* [OBJECTIVE]: Find each line with the word "kazalnika" and say how many there are, nothing else.

* [EXERCISE INPUTS]:
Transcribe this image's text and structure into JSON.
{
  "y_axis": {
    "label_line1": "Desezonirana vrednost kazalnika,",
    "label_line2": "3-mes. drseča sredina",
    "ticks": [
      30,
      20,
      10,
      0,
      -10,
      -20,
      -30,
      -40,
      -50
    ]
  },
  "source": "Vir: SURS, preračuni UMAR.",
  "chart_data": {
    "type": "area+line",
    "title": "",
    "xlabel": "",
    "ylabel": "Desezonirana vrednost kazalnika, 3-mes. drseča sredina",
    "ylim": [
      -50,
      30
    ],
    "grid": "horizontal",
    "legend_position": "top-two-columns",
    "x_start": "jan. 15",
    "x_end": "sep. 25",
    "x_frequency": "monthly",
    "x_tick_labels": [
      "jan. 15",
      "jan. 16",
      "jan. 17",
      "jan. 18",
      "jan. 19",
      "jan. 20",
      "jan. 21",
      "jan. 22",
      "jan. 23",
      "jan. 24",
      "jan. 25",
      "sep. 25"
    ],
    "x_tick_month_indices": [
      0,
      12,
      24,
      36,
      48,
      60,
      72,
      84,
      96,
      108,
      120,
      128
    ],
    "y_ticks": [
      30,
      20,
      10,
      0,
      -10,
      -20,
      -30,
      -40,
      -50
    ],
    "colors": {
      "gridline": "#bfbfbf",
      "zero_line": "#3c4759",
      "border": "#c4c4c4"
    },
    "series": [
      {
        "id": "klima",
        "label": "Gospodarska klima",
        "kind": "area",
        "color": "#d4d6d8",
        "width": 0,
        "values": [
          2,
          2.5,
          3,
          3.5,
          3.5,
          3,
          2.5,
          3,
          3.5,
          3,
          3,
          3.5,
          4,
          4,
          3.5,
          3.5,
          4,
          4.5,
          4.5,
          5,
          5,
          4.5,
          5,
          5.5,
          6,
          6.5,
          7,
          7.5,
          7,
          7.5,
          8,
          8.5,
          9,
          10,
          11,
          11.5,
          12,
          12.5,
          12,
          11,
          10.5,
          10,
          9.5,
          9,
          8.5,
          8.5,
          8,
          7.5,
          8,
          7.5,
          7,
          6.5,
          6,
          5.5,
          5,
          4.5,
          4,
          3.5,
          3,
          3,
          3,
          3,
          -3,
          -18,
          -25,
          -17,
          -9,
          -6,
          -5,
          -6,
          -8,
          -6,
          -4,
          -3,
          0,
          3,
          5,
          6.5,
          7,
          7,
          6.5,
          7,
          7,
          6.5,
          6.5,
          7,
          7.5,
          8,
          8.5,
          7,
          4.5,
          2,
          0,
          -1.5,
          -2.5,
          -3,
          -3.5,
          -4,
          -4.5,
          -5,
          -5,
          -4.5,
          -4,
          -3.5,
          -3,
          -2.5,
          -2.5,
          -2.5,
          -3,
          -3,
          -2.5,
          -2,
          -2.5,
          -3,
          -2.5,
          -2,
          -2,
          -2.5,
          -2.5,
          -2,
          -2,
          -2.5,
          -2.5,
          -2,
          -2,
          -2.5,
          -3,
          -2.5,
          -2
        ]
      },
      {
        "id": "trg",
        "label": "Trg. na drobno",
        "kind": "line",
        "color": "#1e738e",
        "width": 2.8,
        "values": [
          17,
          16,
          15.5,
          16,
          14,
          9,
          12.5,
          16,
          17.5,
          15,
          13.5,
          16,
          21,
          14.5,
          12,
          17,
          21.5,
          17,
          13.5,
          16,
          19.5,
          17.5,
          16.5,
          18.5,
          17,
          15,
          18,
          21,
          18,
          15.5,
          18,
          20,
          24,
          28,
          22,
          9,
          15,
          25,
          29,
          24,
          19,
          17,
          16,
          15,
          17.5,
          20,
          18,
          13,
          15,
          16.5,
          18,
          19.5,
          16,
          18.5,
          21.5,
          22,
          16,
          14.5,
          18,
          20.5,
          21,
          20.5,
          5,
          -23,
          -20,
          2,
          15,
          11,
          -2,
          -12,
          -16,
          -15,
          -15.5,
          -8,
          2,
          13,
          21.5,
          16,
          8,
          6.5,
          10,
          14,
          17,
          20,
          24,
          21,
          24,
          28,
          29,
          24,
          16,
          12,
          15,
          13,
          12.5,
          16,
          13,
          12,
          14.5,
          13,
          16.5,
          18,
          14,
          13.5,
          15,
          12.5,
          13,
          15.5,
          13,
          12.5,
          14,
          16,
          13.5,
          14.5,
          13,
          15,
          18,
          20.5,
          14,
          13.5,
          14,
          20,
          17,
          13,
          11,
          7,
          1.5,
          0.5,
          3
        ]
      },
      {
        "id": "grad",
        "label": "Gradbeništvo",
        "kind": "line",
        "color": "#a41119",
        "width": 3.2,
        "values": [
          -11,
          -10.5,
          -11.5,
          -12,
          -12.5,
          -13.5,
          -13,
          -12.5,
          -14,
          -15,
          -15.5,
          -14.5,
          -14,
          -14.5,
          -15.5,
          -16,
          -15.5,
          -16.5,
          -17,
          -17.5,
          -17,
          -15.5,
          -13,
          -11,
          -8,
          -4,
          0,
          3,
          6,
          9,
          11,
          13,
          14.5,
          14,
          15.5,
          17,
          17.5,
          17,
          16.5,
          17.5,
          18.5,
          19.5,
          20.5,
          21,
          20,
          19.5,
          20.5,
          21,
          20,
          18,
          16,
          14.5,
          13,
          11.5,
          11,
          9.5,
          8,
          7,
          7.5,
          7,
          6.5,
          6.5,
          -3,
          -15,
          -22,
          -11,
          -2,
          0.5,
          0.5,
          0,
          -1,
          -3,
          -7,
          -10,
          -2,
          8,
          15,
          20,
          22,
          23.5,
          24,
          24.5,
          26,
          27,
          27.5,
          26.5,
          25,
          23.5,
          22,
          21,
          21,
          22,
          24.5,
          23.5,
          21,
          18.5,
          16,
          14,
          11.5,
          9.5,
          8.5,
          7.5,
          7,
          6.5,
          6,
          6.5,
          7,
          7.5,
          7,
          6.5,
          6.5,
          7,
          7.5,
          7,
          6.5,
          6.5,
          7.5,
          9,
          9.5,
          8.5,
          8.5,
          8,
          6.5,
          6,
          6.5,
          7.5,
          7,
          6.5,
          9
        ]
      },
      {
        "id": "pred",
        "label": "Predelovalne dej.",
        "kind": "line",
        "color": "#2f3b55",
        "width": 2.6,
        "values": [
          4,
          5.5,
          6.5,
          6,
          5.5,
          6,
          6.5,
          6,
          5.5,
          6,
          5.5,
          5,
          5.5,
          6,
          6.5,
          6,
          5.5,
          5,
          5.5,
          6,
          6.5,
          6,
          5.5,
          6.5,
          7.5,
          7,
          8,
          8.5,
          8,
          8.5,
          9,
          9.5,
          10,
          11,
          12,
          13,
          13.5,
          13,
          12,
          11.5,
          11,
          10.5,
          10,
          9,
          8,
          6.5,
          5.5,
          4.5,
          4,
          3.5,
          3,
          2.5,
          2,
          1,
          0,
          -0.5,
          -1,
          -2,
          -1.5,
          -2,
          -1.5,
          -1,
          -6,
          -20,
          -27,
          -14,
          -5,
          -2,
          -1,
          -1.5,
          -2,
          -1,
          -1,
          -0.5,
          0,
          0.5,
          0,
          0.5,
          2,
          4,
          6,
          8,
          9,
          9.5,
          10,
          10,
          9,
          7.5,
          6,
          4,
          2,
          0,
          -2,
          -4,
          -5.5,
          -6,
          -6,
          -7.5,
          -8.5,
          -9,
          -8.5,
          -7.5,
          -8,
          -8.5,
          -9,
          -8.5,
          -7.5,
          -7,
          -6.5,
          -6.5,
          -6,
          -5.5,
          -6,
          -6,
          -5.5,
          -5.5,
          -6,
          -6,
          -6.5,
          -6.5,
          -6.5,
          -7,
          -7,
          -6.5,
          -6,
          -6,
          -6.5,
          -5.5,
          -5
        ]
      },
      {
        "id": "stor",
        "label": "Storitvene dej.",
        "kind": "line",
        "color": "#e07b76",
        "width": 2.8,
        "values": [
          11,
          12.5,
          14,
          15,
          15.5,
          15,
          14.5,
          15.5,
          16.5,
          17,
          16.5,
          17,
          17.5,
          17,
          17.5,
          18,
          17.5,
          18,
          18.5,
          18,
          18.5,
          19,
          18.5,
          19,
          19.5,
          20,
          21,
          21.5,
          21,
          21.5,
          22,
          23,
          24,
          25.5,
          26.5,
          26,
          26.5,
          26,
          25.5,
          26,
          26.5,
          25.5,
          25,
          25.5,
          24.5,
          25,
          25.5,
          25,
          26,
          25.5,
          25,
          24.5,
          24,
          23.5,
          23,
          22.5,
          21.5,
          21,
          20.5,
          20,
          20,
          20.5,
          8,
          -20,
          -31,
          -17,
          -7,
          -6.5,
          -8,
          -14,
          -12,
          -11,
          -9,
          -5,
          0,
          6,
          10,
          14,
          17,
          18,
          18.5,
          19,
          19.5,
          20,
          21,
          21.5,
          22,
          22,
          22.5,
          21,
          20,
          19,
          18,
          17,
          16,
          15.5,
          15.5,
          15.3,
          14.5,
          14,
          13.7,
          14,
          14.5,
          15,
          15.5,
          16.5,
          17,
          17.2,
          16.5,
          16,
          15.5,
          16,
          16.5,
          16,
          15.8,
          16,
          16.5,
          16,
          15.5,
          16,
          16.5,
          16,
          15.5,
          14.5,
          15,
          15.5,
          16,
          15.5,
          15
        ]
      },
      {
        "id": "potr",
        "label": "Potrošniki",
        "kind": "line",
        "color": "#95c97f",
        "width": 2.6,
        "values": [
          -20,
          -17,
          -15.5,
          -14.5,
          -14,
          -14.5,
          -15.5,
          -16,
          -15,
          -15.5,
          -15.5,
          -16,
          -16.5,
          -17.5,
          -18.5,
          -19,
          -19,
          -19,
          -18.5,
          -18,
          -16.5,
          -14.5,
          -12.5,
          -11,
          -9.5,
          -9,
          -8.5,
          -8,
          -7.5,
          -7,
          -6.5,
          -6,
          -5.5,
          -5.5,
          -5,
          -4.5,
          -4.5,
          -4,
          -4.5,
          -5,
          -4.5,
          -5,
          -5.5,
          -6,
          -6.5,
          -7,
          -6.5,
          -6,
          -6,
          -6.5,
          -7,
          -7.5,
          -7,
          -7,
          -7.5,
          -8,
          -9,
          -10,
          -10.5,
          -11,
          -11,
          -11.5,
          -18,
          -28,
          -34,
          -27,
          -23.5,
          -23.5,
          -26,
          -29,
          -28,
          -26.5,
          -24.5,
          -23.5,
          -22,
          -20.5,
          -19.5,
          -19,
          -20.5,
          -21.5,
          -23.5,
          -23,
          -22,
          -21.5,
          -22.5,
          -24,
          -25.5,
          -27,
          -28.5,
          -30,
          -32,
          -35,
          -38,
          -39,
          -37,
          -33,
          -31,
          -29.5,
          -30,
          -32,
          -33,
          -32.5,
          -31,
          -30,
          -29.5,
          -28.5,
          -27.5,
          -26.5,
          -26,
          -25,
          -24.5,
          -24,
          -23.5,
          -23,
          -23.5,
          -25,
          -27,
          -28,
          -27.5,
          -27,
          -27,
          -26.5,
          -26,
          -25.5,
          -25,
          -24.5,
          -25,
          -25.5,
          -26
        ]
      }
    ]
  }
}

* [WRITTEN RESPONSE]: 2